## TO BE DONE
Copy every line of the listing exactly.

## RECORDS SHOWN
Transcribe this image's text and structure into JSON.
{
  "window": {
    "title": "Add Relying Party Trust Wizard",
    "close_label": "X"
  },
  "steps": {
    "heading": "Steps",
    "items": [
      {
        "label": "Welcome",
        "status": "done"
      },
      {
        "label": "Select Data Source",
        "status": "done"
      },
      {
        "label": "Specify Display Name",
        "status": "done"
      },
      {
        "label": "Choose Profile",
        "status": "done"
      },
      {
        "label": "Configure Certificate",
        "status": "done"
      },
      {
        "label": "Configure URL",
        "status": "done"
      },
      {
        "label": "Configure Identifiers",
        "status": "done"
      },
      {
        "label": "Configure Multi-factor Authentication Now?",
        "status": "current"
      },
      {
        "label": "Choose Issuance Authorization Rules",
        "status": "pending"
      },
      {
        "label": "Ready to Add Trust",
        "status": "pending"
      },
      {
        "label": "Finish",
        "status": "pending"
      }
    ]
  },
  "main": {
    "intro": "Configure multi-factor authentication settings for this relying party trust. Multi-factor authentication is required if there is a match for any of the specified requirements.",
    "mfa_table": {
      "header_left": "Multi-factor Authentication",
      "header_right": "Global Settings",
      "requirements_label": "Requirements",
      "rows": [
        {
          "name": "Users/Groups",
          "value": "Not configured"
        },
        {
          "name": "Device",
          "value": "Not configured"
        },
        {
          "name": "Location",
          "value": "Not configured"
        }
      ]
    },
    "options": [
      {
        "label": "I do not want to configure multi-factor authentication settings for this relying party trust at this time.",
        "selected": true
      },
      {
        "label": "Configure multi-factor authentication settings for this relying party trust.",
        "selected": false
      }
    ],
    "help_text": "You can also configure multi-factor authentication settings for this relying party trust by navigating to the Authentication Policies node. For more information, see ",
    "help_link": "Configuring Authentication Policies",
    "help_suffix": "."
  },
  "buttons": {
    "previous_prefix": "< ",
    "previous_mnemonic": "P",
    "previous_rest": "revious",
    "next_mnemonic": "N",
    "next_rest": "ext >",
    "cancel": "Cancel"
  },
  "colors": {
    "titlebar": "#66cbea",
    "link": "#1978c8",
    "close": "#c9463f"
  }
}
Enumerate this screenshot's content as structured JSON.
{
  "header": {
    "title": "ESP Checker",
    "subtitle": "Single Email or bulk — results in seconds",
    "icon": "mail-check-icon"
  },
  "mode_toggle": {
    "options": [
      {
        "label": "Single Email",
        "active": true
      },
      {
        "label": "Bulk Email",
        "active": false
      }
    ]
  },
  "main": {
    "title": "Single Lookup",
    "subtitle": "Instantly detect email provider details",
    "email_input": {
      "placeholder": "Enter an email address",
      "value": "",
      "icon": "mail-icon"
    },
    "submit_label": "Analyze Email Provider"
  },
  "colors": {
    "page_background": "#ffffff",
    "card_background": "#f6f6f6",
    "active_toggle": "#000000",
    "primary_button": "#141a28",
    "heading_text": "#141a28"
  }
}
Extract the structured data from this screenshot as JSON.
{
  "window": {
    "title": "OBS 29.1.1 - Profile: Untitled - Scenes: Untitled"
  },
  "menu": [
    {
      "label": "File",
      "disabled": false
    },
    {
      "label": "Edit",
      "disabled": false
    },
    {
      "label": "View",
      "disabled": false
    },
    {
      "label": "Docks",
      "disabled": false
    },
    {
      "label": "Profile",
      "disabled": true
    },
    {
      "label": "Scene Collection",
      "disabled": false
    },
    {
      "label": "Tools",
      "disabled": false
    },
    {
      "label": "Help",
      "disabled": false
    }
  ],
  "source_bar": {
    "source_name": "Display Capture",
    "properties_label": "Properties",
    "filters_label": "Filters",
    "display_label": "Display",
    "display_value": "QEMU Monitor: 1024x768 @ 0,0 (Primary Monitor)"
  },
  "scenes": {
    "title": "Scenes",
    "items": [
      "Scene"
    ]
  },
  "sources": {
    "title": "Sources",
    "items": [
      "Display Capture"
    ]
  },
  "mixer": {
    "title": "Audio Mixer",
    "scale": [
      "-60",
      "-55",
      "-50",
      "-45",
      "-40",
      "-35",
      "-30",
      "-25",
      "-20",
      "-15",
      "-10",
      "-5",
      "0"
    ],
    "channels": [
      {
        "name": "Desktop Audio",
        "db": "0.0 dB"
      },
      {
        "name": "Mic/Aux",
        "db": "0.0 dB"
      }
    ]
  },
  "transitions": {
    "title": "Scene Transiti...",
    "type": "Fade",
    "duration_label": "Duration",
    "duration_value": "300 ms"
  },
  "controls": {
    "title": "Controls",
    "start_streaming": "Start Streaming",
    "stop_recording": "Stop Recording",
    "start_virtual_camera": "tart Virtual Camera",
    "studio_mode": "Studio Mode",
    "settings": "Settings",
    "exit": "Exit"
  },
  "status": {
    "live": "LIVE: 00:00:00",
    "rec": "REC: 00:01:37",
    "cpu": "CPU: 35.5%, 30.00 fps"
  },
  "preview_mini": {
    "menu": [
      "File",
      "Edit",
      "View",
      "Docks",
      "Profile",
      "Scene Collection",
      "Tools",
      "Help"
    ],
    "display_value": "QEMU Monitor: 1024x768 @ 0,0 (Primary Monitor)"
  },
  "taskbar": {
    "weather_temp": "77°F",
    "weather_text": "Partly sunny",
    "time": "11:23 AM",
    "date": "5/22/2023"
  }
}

## TASK RESPONSE
Transcribe this image's text and structure into JSON.
{
  "window": {
    "title": "Add Relying Party Trust Wizard",
    "close_label": "X"
  },
  "steps": {
    "heading": "Steps",
    "items": [
      {
        "label": "Welcome",
        "status": "done"
      },
      {
        "label": "Select Data Source",
        "status": "done"
      },
      {
        "label": "Specify Display Name",
        "status": "done"
      },
      {
        "label": "Choose Profile",
        "status": "done"
      },
      {
        "label": "Configure Certificate",
        "status": "done"
      },
      {
        "label": "Configure URL",
        "status": "done"
      },
      {
        "label": "Configure Identifiers",
        "status": "done"
      },
      {
        "label": "Configure Multi-factor Authentication Now?",
        "status": "current"
      },
      {
        "label": "Choose Issuance Authorization Rules",
        "status": "pending"
      },
      {
        "label": "Ready to Add Trust",
        "status": "pending"
      },
      {
        "label": "Finish",
        "status": "pending"
      }
    ]
  },
  "main": {
    "intro": "Configure multi-factor authentication settings for this relying party trust. Multi-factor authentication is required if there is a match for any of the specified requirements.",
    "mfa_table": {
      "header_left": "Multi-factor Authentication",
      "header_right": "Global Settings",
      "requirements_label": "Requirements",
      "rows": [
        {
          "name": "Users/Groups",
          "value": "Not configured"
        },
        {
          "name": "Device",
          "value": "Not configured"
        },
        {
          "name": "Location",
          "value": "Not configured"
        }
      ]
    },
    "options": [
      {
        "label": "I do not want to configure multi-factor authentication settings for this relying party trust at this time.",
        "selected": true
      },
      {
        "label": "Configure multi-factor authentication settings for this relying party trust.",
        "selected": false
      }
    ],
    "help_text": "You can also configure multi-factor authentication settings for this relying party trust by navigating to the Authentication Policies node. For more information, see ",
    "help_link": "Configuring Authentication Policies",
    "help_suffix": "."
  },
  "buttons": {
    "previous_prefix": "< ",
    "previous_mnemonic": "P",
    "previous_rest": "revious",
    "next_mnemonic": "N",
    "next_rest": "ext >",
    "cancel": "Cancel"
  },
  "colors": {
    "titlebar": "#66cbea",
    "link": "#1978c8",
    "close": "#c9463f"
  }
}
Enumerate this screenshot's content as structured JSON.
{
  "header": {
    "title": "ESP Checker",
    "subtitle": "Single Email or bulk — results in seconds",
    "icon": "mail-check-icon"
  },
  "mode_toggle": {
    "options": [
      {
        "label": "Single Email",
        "active": true
      },
      {
        "label": "Bulk Email",
        "active": false
      }
    ]
  },
  "main": {
    "title": "Single Lookup",
    "subtitle": "Instantly detect email provider details",
    "email_input": {
      "placeholder": "Enter an email address",
      "value": "",
      "icon": "mail-icon"
    },
    "submit_label": "Analyze Email Provider"
  },
  "colors": {
    "page_background": "#ffffff",
    "card_background": "#f6f6f6",
    "active_toggle": "#000000",
    "primary_button": "#141a28",
    "heading_text": "#141a28"
  }
}
Extract the structured data from this screenshot as JSON.
{
  "window": {
    "title": "OBS 29.1.1 - Profile: Untitled - Scenes: Untitled"
  },
  "menu": [
    {
      "label": "File",
      "disabled": false
    },
    {
      "label": "Edit",
      "disabled": false
    },
    {
      "label": "View",
      "disabled": false
    },
    {
      "label": "Docks",
      "disabled": false
    },
    {
      "label": "Profile",
      "disabled": true
    },
    {
      "label": "Scene Collection",
      "disabled": false
    },
    {
      "label": "Tools",
      "disabled": false
    },
    {
      "label": "Help",
      "disabled": false
    }
  ],
  "source_bar": {
    "source_name": "Display Capture",
    "properties_label": "Properties",
    "filters_label": "Filters",
    "display_label": "Display",
    "display_value": "QEMU Monitor: 1024x768 @ 0,0 (Primary Monitor)"
  },
  "scenes": {
    "title": "Scenes",
    "items": [
      "Scene"
    ]
  },
  "sources": {
    "title": "Sources",
    "items": [
      "Display Capture"
    ]
  },
  "mixer": {
    "title": "Audio Mixer",
    "scale": [
      "-60",
      "-55",
      "-50",
      "-45",
      "-40",
      "-35",
      "-30",
      "-25",
      "-20",
      "-15",
      "-10",
      "-5",
      "0"
    ],
    "channels": [
      {
        "name": "Desktop Audio",
        "db": "0.0 dB"
      },
      {
        "name": "Mic/Aux",
        "db": "0.0 dB"
      }
    ]
  },
  "transitions": {
    "title": "Scene Transiti...",
    "type": "Fade",
    "duration_label": "Duration",
    "duration_value": "300 ms"
  },
  "controls": {
    "title": "Controls",
    "start_streaming": "Start Streaming",
    "stop_recording": "Stop Recording",
    "start_virtual_camera": "tart Virtual Camera",
    "studio_mode": "Studio Mode",
    "settings": "Settings",
    "exit": "Exit"
  },
  "status": {
    "live": "LIVE: 00:00:00",
    "rec": "REC: 00:01:37",
    "cpu": "CPU: 35.5%, 30.00 fps"
  },
  "preview_mini": {
    "menu": [
      "File",
      "Edit",
      "View",
      "Docks",
      "Profile",
      "Scene Collection",
      "Tools",
      "Help"
    ],
    "display_value": "QEMU Monitor: 1024x768 @ 0,0 (Primary Monitor)"
  },
  "taskbar": {
    "weather_temp": "77°F",
    "weather_text": "Partly sunny",
    "time": "11:23 AM",
    "date": "5/22/2023"
  }
}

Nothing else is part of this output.